Return each of the following lines verbatim, without altering any character.

• _PROVIDED INFORMATION_:
########

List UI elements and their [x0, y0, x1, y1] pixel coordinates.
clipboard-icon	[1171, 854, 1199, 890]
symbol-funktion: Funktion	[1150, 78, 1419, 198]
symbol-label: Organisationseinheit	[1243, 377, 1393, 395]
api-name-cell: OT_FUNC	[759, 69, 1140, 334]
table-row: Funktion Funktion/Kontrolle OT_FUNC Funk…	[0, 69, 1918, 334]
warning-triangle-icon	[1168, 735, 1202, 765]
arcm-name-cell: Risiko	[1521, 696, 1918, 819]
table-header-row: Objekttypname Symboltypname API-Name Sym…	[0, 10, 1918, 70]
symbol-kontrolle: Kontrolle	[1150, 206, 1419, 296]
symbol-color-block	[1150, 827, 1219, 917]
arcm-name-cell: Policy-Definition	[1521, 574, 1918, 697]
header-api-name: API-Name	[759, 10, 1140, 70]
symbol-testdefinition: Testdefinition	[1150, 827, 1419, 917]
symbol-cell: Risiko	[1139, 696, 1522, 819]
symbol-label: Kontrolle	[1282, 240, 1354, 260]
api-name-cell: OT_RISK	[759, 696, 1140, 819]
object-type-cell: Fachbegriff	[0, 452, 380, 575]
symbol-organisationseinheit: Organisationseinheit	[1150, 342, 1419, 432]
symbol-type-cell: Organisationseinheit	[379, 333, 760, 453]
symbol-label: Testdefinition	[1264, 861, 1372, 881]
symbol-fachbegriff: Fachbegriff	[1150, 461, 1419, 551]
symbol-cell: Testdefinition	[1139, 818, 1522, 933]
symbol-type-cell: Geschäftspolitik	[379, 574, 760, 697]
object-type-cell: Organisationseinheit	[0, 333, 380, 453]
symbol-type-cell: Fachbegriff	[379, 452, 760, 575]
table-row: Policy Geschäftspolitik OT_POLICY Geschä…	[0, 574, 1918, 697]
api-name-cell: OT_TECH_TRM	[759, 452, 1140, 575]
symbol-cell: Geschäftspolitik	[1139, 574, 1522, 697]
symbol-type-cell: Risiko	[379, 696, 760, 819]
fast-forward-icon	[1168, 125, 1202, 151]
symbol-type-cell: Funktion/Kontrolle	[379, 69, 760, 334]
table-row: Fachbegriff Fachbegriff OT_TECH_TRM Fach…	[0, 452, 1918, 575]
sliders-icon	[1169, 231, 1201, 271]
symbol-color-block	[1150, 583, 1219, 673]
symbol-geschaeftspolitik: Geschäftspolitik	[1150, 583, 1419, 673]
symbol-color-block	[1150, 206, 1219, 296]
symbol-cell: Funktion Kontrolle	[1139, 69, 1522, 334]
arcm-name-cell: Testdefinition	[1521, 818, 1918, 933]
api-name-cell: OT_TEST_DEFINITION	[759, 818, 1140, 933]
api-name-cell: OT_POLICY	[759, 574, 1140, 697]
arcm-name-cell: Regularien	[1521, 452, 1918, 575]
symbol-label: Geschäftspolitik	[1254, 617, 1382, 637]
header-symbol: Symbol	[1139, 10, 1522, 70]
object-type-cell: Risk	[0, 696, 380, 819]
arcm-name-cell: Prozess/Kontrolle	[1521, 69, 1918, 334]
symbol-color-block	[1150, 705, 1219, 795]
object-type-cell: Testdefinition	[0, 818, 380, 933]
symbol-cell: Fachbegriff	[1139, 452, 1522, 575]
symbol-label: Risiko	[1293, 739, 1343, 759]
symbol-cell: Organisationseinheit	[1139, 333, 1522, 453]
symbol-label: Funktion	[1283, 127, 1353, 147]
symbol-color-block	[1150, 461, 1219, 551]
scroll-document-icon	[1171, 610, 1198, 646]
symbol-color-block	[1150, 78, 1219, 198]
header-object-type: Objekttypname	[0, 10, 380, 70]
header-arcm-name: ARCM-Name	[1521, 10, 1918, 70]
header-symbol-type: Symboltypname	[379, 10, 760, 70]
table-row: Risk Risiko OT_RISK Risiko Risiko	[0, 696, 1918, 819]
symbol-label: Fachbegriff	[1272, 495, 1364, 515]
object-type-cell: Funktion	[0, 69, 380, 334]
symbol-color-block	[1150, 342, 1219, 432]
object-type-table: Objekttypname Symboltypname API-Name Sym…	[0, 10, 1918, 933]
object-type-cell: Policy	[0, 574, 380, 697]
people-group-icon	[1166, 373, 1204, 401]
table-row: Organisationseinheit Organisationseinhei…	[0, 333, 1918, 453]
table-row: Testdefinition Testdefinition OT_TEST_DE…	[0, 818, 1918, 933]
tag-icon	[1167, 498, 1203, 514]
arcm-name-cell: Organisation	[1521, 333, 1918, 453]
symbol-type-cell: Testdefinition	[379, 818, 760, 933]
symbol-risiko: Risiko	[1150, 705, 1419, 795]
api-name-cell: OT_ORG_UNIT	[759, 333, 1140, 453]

########

• _THE ANSWER_:
List UI elements and their [x0, y0, x1, y1] pixel coordinates.
clipboard-icon	[1171, 854, 1199, 890]
symbol-funktion: Funktion	[1150, 78, 1419, 198]
symbol-label: Organisationseinheit	[1243, 377, 1393, 395]
api-name-cell: OT_FUNC	[759, 69, 1140, 334]
table-row: Funktion Funktion/Kontrolle OT_FUNC Funk…	[0, 69, 1918, 334]
warning-triangle-icon	[1168, 735, 1202, 765]
arcm-name-cell: Risiko	[1521, 696, 1918, 819]
table-header-row: Objekttypname Symboltypname API-Name Sym…	[0, 10, 1918, 70]
symbol-kontrolle: Kontrolle	[1150, 206, 1419, 296]
symbol-color-block	[1150, 827, 1219, 917]
arcm-name-cell: Policy-Definition	[1521, 574, 1918, 697]
header-api-name: API-Name	[759, 10, 1140, 70]
symbol-testdefinition: Testdefinition	[1150, 827, 1419, 917]
symbol-cell: Risiko	[1139, 696, 1522, 819]
symbol-label: Kontrolle	[1282, 240, 1354, 260]
api-name-cell: OT_RISK	[759, 696, 1140, 819]
object-type-cell: Fachbegriff	[0, 452, 380, 575]
symbol-organisationseinheit: Organisationseinheit	[1150, 342, 1419, 432]
symbol-type-cell: Organisationseinheit	[379, 333, 760, 453]
symbol-label: Testdefinition	[1264, 861, 1372, 881]
symbol-fachbegriff: Fachbegriff	[1150, 461, 1419, 551]
symbol-cell: Testdefinition	[1139, 818, 1522, 933]
symbol-type-cell: Geschäftspolitik	[379, 574, 760, 697]
object-type-cell: Organisationseinheit	[0, 333, 380, 453]
symbol-type-cell: Fachbegriff	[379, 452, 760, 575]
table-row: Policy Geschäftspolitik OT_POLICY Geschä…	[0, 574, 1918, 697]
api-name-cell: OT_TECH_TRM	[759, 452, 1140, 575]
symbol-cell: Geschäftspolitik	[1139, 574, 1522, 697]
symbol-type-cell: Risiko	[379, 696, 760, 819]
fast-forward-icon	[1168, 125, 1202, 151]
symbol-type-cell: Funktion/Kontrolle	[379, 69, 760, 334]
table-row: Fachbegriff Fachbegriff OT_TECH_TRM Fach…	[0, 452, 1918, 575]
sliders-icon	[1169, 231, 1201, 271]
symbol-color-block	[1150, 583, 1219, 673]
symbol-geschaeftspolitik: Geschäftspolitik	[1150, 583, 1419, 673]
symbol-color-block	[1150, 206, 1219, 296]
symbol-cell: Funktion Kontrolle	[1139, 69, 1522, 334]
arcm-name-cell: Testdefinition	[1521, 818, 1918, 933]
api-name-cell: OT_TEST_DEFINITION	[759, 818, 1140, 933]
api-name-cell: OT_POLICY	[759, 574, 1140, 697]
arcm-name-cell: Regularien	[1521, 452, 1918, 575]
symbol-label: Geschäftspolitik	[1254, 617, 1382, 637]
header-symbol: Symbol	[1139, 10, 1522, 70]
object-type-cell: Risk	[0, 696, 380, 819]
arcm-name-cell: Prozess/Kontrolle	[1521, 69, 1918, 334]
symbol-color-block	[1150, 705, 1219, 795]
object-type-cell: Testdefinition	[0, 818, 380, 933]
symbol-cell: Fachbegriff	[1139, 452, 1522, 575]
symbol-label: Risiko	[1293, 739, 1343, 759]
symbol-cell: Organisationseinheit	[1139, 333, 1522, 453]
symbol-label: Funktion	[1283, 127, 1353, 147]
symbol-color-block	[1150, 461, 1219, 551]
scroll-document-icon	[1171, 610, 1198, 646]
symbol-color-block	[1150, 78, 1219, 198]
header-object-type: Objekttypname	[0, 10, 380, 70]
header-arcm-name: ARCM-Name	[1521, 10, 1918, 70]
header-symbol-type: Symboltypname	[379, 10, 760, 70]
table-row: Risk Risiko OT_RISK Risiko Risiko	[0, 696, 1918, 819]
symbol-label: Fachbegriff	[1272, 495, 1364, 515]
object-type-cell: Funktion	[0, 69, 380, 334]
symbol-color-block	[1150, 342, 1219, 432]
object-type-table: Objekttypname Symboltypname API-Name Sym…	[0, 10, 1918, 933]
object-type-cell: Policy	[0, 574, 380, 697]
people-group-icon	[1166, 373, 1204, 401]
table-row: Organisationseinheit Organisationseinhei…	[0, 333, 1918, 453]
table-row: Testdefinition Testdefinition OT_TEST_DE…	[0, 818, 1918, 933]
tag-icon	[1167, 498, 1203, 514]
arcm-name-cell: Organisation	[1521, 333, 1918, 453]
symbol-type-cell: Testdefinition	[379, 818, 760, 933]
symbol-risiko: Risiko	[1150, 705, 1419, 795]
api-name-cell: OT_ORG_UNIT	[759, 333, 1140, 453]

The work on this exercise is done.